### TAREFA
Pode extrair, palavra por palavra, o trecho do texto sobre o «Supernanny» e os programas de futebol que vai de "Sim, se o programa" até "para a Supernanny?"?

### TEXTO FORNECIDO
============================================================

Cabeçalho Futebol Nacional

Decidi trazer esta semana um tema que tanta polémica e tanto alvoroço tem feito na praça pública portuguesa e que levou mesmo à retirada, por parte da SIC, do programa “Supernanny”, por ordem judicial. Decisão essa que me levou à questão: Será possível alterar o formato do programa, mantendo sempre a sua essência educacional, sem que as autoridades portuguesas ou a opinião publica se manifeste de maneira tão “audível”?

Sim, se o programa for sobre futebol em vez de crianças. Reparem, a televisão portuguesa está cheia de programas, alegadamente desportivos, que são puro lixo, e não vejo ninguém, incluindo as autoridades competentes, muito importadas com isso. Temos programas que não passam de meros meios de propaganda de ódio e onde pessoas adultas fazem figuras como o de “bloquear” um colega de painel com fita da EMEL. Isto não seria problema nenhum se estivéssemos a falar de um sketch do Gato Fedorento, e até teria a sua graça, mas não meus senhores, estamos a falar de um programa onde alegadamente se fala de assuntos sérios relacionados com o futebol. Serão as crianças realmente o problema prioritário para a Supernanny?

============================================================

### CONTEÚDO DOS DADOS

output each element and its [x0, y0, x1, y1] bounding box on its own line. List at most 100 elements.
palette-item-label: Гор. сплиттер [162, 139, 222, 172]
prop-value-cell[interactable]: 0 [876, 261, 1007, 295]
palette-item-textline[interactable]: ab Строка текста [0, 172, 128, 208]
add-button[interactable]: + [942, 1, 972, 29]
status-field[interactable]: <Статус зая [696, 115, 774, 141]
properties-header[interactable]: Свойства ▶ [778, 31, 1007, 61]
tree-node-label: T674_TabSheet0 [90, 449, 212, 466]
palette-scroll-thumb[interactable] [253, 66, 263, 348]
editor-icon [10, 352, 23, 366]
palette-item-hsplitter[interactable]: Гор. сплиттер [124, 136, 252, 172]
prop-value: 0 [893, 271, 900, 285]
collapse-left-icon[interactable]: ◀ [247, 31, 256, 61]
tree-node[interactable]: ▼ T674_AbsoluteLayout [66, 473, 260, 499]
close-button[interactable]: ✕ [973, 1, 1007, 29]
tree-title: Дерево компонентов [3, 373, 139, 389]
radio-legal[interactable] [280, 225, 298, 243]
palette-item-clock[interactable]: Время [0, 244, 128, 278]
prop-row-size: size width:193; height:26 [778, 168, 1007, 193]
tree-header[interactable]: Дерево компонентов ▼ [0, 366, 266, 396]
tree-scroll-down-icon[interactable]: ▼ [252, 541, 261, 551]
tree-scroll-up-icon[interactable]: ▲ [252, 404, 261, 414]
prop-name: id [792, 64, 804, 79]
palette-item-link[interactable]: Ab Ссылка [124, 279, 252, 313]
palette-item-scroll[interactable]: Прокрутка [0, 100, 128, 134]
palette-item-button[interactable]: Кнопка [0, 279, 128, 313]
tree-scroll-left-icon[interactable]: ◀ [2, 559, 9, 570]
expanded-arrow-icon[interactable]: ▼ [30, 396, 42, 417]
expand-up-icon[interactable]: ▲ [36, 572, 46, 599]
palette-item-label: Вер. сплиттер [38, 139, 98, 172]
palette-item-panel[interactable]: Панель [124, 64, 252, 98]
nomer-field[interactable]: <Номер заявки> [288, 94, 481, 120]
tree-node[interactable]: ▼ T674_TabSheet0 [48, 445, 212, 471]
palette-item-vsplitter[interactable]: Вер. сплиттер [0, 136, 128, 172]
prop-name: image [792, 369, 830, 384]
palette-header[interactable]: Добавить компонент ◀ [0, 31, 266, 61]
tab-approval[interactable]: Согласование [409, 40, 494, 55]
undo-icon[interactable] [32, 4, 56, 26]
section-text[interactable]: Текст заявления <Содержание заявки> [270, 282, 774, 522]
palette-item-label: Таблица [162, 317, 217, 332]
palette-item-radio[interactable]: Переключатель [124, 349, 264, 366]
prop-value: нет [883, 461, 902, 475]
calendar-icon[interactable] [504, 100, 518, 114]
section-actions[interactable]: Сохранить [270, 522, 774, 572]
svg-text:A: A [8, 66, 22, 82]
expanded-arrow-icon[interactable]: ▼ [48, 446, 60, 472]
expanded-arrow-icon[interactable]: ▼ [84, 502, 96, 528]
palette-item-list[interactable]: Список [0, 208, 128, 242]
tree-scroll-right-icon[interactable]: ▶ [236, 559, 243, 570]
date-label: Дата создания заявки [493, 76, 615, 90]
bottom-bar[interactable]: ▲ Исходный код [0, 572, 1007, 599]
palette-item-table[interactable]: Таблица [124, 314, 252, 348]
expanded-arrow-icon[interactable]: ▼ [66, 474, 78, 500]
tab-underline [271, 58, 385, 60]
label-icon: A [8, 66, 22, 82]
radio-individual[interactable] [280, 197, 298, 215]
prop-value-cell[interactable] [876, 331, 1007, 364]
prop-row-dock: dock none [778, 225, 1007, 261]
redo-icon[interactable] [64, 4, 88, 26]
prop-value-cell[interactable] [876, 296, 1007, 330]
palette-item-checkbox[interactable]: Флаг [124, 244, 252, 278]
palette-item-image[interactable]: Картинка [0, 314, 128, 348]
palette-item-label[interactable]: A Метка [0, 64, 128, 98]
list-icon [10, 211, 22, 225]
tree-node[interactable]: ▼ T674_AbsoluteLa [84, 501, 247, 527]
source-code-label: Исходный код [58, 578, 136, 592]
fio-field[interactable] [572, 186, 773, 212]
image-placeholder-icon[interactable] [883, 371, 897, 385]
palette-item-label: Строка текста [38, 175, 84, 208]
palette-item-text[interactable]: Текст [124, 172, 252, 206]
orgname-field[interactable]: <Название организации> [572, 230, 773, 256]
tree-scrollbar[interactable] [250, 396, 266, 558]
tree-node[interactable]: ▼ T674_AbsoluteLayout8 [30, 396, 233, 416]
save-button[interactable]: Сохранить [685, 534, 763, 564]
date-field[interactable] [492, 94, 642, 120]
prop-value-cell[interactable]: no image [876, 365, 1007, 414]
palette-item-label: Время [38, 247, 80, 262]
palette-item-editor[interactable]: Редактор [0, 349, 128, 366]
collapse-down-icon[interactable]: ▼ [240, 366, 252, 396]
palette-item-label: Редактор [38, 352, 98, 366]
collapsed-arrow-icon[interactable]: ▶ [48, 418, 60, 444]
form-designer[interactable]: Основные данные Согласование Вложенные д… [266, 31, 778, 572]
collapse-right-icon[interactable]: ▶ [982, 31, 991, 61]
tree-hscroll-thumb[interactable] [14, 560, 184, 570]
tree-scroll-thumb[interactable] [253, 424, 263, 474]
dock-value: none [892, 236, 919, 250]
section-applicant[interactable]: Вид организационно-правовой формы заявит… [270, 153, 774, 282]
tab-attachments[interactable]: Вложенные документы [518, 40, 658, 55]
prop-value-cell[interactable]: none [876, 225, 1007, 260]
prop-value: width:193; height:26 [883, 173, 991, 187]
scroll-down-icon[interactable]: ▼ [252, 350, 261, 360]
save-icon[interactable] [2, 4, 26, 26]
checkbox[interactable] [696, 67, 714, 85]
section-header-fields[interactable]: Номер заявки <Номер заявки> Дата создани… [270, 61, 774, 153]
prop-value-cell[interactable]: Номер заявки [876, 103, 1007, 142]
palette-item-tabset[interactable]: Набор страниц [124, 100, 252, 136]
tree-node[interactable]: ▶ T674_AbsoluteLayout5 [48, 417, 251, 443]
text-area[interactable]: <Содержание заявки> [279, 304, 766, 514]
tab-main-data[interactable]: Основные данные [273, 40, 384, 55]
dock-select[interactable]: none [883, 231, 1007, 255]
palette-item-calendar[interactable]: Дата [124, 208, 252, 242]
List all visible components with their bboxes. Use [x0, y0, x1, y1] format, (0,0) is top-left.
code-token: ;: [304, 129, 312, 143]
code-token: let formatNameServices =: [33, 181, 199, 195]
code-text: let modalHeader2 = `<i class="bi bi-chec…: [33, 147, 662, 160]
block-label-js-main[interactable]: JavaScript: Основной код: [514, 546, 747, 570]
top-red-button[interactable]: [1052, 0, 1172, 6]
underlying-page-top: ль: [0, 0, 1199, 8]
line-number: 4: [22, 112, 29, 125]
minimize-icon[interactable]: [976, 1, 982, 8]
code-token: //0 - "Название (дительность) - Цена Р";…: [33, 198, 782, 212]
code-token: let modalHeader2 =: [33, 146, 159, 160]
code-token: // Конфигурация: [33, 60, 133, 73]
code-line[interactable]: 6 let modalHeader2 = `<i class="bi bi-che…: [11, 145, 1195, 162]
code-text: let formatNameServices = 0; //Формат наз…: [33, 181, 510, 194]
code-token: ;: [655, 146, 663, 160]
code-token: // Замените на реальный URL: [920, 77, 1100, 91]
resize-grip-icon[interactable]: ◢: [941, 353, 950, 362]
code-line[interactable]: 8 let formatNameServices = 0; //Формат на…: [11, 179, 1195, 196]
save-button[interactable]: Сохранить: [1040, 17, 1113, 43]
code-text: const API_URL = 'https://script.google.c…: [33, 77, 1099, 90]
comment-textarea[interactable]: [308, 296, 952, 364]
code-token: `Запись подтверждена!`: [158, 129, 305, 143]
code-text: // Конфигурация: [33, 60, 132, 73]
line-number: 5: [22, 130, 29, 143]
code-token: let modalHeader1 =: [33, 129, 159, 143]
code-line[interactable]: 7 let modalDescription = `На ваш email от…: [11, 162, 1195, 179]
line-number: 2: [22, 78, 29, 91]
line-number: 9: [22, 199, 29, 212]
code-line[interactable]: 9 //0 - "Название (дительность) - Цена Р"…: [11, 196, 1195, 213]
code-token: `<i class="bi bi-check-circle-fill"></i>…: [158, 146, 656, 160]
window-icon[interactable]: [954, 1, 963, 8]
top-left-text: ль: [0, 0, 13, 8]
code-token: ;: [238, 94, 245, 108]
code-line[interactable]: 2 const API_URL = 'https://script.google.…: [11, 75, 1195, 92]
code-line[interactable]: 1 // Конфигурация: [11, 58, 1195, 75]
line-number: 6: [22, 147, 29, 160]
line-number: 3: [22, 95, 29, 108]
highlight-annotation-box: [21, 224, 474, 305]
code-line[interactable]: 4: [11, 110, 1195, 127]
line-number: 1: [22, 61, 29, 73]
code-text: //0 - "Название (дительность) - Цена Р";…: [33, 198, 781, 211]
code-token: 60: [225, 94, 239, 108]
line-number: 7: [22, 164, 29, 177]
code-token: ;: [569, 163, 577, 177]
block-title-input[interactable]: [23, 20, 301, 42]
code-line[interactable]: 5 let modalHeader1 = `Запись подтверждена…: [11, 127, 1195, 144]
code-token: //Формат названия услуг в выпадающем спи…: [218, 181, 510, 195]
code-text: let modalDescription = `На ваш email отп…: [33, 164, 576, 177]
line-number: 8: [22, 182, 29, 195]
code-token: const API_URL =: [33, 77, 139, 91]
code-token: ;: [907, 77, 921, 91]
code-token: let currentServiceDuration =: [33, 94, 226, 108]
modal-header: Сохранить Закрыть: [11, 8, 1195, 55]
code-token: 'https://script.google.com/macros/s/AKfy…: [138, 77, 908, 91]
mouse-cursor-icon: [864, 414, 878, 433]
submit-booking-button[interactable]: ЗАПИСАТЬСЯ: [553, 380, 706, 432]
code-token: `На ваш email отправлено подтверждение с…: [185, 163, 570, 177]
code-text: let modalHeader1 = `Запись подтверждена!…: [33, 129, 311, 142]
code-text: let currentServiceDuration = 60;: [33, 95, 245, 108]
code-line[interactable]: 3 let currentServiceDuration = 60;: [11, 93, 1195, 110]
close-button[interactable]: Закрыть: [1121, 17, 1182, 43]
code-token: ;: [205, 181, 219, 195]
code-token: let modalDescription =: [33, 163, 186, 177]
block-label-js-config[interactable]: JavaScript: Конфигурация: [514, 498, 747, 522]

============================================================

### SOLUÇÃO
Sim, se o programa for sobre futebol em vez de crianças. Reparem, a televisão portuguesa está cheia de programas, alegadamente desportivos, que são puro lixo, e não vejo ninguém, incluindo as autoridades competentes, muito importadas com isso. Temos programas que não passam de meros meios de propaganda de ódio e onde pessoas adultas fazem figuras como o de “bloquear” um colega de painel com fita da EMEL. Isto não seria problema nenhum se estivéssemos a falar de um sketch do Gato Fedorento, e até teria a sua graça, mas não meus senhores, estamos a falar de um programa onde alegadamente se fala de assuntos sérios relacionados com o futebol. Serão as crianças realmente o problema prioritário para a Supernanny?